__Short exercise__: Across the material below, how many lines contain the word "weighing"? Give only the number.

Dataset excerpt
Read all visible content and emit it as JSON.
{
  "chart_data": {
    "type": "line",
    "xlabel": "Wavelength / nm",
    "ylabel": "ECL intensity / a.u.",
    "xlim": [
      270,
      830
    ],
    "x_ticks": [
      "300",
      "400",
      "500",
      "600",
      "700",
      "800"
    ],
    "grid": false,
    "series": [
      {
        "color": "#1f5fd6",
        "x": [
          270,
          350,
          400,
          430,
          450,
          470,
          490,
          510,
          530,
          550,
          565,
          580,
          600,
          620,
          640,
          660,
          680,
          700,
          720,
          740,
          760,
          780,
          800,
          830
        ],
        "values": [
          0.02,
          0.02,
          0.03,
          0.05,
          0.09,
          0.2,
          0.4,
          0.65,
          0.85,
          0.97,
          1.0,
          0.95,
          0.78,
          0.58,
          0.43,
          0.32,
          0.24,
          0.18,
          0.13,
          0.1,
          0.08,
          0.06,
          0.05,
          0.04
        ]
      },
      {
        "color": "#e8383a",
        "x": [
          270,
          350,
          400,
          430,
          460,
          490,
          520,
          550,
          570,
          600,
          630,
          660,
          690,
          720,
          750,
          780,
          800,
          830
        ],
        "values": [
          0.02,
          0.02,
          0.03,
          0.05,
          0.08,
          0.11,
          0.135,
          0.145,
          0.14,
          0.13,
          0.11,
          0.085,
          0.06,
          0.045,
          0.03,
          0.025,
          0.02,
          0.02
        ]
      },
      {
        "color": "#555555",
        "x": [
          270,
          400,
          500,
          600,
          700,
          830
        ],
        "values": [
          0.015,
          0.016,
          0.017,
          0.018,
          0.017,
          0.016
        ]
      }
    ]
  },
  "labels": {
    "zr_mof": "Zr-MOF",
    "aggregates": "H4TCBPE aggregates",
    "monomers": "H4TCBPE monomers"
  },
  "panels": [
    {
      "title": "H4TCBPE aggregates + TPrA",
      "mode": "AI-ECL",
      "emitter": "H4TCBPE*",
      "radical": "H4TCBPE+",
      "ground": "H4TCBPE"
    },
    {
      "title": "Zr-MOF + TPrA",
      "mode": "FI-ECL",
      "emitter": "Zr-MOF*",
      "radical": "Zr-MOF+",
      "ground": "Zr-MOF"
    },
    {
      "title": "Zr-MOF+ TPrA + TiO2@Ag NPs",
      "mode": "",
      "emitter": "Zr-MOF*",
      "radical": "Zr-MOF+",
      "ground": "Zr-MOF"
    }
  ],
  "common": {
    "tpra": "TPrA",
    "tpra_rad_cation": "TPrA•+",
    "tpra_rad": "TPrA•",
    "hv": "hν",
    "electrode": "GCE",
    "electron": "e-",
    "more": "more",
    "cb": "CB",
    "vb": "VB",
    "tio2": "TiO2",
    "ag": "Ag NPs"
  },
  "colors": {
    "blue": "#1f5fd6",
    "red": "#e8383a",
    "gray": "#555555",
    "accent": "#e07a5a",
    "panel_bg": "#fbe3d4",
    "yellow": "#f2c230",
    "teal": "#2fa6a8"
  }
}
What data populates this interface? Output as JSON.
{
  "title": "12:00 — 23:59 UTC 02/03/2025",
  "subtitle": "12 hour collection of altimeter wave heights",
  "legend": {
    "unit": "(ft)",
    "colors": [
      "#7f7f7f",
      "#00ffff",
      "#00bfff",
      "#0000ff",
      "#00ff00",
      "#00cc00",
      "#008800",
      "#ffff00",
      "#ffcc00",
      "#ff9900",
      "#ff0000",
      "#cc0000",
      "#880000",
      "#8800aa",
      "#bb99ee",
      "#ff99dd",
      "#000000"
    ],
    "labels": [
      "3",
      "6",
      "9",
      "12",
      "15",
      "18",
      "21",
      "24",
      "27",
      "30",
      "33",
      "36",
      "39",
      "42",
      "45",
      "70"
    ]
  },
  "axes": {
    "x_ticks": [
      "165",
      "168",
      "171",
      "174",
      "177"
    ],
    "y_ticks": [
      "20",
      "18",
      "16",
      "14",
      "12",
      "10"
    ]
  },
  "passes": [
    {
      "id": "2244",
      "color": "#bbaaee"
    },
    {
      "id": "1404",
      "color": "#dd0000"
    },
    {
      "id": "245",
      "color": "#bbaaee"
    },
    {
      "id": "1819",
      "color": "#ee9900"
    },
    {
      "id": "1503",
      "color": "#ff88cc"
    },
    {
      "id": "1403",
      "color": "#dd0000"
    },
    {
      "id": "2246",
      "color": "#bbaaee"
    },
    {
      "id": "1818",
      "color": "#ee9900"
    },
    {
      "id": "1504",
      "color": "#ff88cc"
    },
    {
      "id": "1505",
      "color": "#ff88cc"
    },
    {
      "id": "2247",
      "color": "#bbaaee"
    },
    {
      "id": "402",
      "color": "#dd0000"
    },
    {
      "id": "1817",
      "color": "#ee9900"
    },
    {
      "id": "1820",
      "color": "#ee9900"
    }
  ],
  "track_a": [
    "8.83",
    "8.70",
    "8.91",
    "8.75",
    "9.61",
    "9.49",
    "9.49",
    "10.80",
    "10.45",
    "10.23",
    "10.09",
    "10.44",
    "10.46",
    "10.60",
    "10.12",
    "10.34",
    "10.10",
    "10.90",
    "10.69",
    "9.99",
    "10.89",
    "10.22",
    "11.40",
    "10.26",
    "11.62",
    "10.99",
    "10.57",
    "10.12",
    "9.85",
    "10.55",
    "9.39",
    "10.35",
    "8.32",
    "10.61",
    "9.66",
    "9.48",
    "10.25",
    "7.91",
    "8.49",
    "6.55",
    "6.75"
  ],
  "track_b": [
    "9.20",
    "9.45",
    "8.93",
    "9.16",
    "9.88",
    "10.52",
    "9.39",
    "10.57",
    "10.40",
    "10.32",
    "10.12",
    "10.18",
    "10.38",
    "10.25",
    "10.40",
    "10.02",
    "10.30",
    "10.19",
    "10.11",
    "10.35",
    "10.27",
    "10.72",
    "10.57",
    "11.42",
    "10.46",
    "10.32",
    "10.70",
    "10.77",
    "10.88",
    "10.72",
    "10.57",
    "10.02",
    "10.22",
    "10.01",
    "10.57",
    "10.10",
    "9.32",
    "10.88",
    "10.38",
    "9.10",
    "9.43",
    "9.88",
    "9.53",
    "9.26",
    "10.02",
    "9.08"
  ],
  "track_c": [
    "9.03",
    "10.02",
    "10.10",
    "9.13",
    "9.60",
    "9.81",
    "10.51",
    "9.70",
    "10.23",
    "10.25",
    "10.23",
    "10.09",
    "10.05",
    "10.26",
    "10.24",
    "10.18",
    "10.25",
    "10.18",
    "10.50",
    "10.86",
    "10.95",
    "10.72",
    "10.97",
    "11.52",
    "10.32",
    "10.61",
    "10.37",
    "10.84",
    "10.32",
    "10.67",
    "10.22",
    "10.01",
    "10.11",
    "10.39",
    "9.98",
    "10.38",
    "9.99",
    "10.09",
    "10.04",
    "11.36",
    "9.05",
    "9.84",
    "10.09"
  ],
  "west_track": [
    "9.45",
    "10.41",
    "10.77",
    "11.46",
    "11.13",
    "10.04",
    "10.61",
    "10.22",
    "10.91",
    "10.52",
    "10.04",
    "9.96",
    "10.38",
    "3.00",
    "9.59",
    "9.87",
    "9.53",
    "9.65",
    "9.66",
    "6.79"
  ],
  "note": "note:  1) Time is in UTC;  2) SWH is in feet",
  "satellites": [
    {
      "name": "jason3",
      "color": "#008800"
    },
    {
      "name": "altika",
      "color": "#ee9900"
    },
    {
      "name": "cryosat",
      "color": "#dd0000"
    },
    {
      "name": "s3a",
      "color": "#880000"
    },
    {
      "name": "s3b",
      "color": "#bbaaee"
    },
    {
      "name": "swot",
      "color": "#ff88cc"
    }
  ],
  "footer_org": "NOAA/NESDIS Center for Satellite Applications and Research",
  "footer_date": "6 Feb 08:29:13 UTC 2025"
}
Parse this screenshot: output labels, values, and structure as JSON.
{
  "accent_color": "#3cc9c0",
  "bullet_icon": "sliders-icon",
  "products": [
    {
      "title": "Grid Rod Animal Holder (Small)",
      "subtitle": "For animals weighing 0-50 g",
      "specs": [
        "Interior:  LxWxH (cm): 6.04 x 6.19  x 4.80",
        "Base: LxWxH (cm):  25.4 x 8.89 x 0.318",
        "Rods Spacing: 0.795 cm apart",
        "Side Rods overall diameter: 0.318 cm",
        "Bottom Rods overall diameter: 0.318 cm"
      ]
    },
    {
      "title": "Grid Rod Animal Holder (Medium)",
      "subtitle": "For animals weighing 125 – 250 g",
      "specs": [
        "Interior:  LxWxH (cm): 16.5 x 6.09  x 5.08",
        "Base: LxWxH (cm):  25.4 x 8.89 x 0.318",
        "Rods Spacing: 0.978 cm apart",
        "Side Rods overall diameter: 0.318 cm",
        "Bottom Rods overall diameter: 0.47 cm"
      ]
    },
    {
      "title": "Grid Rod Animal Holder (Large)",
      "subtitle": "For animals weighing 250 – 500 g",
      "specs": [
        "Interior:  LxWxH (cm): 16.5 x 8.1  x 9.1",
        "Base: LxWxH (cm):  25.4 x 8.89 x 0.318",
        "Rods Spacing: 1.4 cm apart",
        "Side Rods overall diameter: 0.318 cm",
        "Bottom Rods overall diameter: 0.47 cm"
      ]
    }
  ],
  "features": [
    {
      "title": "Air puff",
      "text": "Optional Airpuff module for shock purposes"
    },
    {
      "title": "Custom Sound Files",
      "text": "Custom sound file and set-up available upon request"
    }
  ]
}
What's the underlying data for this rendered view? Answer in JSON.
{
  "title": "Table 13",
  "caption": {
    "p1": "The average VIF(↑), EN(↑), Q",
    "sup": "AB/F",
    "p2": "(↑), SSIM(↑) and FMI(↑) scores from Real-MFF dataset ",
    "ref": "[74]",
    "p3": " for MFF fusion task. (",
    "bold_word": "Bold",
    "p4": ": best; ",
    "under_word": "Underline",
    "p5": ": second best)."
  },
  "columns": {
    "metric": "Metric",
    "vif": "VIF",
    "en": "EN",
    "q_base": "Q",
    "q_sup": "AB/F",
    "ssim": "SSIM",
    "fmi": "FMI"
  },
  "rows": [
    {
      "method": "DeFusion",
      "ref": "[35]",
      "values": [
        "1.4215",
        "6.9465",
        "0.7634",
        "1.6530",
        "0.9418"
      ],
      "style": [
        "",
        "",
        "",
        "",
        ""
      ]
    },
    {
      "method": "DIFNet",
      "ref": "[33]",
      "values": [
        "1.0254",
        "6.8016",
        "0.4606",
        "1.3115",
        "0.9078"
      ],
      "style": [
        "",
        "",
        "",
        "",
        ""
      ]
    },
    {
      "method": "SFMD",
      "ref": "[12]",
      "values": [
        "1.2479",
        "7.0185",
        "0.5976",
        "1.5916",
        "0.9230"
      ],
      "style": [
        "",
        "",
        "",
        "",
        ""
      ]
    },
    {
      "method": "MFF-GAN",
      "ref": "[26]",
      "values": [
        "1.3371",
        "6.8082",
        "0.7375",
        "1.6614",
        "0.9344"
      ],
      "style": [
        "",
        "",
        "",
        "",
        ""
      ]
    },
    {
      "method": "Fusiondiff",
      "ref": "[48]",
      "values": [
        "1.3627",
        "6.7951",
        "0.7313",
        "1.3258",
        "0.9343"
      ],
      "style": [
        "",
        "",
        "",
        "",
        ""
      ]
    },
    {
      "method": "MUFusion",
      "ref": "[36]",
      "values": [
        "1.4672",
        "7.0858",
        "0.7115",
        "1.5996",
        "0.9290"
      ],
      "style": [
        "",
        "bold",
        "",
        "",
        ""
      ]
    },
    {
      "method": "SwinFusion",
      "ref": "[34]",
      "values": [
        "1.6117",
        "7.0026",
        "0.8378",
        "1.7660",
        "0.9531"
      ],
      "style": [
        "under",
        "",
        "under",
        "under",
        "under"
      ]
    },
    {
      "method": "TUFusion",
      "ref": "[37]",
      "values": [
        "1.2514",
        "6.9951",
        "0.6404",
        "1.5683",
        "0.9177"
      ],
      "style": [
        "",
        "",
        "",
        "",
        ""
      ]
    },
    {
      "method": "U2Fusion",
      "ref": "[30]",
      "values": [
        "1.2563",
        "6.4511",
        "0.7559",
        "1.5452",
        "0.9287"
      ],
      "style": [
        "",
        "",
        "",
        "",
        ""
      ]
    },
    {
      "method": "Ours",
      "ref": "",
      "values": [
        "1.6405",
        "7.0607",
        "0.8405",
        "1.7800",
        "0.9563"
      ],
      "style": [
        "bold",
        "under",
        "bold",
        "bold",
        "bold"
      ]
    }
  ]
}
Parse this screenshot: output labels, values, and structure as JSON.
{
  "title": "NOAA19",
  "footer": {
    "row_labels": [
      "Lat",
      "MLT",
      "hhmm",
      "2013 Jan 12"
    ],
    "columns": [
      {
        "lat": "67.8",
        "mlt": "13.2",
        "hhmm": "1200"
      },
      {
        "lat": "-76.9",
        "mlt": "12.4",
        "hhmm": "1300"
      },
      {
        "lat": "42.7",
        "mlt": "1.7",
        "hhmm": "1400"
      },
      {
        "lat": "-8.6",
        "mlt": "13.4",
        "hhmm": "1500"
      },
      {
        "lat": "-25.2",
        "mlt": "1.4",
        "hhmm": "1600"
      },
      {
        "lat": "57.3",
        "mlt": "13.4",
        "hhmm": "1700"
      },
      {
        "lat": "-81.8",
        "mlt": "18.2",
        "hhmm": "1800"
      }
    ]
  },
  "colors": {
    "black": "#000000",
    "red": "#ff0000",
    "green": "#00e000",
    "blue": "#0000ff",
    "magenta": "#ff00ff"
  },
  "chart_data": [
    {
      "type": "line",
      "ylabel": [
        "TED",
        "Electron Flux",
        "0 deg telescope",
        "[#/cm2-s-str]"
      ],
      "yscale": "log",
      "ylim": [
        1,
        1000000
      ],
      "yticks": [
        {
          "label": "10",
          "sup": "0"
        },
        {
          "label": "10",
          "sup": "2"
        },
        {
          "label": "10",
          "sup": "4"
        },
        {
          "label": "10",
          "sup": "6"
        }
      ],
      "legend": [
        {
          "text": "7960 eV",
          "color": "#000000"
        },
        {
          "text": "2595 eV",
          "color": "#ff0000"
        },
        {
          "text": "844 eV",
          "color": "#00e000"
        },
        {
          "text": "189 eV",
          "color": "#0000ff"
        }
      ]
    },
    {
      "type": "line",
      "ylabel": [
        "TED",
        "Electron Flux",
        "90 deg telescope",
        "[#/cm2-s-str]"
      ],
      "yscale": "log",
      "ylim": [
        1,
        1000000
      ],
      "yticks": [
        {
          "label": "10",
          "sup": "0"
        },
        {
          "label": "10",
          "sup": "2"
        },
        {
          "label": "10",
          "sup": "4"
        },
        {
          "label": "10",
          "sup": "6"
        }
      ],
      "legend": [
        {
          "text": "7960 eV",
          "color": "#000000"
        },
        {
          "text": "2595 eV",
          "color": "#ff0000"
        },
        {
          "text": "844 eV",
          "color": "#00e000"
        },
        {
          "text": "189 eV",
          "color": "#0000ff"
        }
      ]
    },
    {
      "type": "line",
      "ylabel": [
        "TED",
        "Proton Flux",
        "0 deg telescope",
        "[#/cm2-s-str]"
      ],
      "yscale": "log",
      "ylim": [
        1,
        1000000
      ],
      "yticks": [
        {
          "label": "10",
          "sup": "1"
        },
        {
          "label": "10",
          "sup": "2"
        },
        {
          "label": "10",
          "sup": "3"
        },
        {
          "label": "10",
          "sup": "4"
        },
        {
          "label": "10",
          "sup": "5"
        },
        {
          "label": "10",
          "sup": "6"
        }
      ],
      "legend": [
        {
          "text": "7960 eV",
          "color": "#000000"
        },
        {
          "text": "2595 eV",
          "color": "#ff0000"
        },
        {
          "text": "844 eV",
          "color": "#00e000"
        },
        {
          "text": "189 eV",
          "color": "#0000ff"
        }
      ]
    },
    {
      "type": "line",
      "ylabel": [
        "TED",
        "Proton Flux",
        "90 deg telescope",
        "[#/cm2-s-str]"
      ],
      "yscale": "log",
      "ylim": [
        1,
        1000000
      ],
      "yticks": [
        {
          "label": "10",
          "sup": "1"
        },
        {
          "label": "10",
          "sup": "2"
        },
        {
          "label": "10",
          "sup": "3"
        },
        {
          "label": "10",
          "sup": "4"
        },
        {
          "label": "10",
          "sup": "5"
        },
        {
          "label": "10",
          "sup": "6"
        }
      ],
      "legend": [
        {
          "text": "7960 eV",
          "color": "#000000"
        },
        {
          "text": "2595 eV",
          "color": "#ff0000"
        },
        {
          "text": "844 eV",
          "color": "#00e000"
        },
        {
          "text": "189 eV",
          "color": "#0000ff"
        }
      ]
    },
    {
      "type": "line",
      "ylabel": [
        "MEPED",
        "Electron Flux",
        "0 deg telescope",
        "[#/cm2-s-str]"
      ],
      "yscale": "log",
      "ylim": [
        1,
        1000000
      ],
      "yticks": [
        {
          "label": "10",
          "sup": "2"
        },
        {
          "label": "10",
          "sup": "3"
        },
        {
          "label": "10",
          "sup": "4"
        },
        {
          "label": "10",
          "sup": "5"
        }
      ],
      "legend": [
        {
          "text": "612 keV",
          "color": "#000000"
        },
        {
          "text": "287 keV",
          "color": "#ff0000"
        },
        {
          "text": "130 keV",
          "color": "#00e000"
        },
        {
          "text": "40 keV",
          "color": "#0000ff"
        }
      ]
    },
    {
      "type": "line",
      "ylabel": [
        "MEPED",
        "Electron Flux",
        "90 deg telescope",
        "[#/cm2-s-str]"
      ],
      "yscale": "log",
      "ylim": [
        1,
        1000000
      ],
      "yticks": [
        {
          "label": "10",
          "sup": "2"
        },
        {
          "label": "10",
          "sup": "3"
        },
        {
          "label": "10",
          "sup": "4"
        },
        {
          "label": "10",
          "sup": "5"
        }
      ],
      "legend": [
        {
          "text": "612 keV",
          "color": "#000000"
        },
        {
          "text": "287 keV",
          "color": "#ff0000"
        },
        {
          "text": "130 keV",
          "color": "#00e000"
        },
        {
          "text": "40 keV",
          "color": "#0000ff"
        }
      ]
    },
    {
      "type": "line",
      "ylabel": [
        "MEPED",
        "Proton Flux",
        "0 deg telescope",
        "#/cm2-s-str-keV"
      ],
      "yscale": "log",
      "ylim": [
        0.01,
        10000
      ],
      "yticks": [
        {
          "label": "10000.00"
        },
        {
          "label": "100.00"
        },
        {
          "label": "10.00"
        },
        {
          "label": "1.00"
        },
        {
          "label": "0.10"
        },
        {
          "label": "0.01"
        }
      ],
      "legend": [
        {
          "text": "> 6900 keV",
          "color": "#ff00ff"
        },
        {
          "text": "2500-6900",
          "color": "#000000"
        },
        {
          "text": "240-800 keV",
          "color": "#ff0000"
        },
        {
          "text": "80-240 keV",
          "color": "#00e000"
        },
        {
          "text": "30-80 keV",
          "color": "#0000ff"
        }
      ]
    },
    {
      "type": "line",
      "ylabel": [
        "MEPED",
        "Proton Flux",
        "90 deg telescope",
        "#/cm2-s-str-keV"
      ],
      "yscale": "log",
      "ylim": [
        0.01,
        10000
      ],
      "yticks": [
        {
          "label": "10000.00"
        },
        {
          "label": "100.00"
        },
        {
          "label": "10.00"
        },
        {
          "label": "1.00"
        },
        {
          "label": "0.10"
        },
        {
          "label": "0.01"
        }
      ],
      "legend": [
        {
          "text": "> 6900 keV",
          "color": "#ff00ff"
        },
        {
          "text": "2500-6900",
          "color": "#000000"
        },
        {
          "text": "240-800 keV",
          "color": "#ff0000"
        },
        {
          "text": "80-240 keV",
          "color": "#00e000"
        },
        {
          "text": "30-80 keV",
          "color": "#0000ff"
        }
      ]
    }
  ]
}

__Exercise result__: 3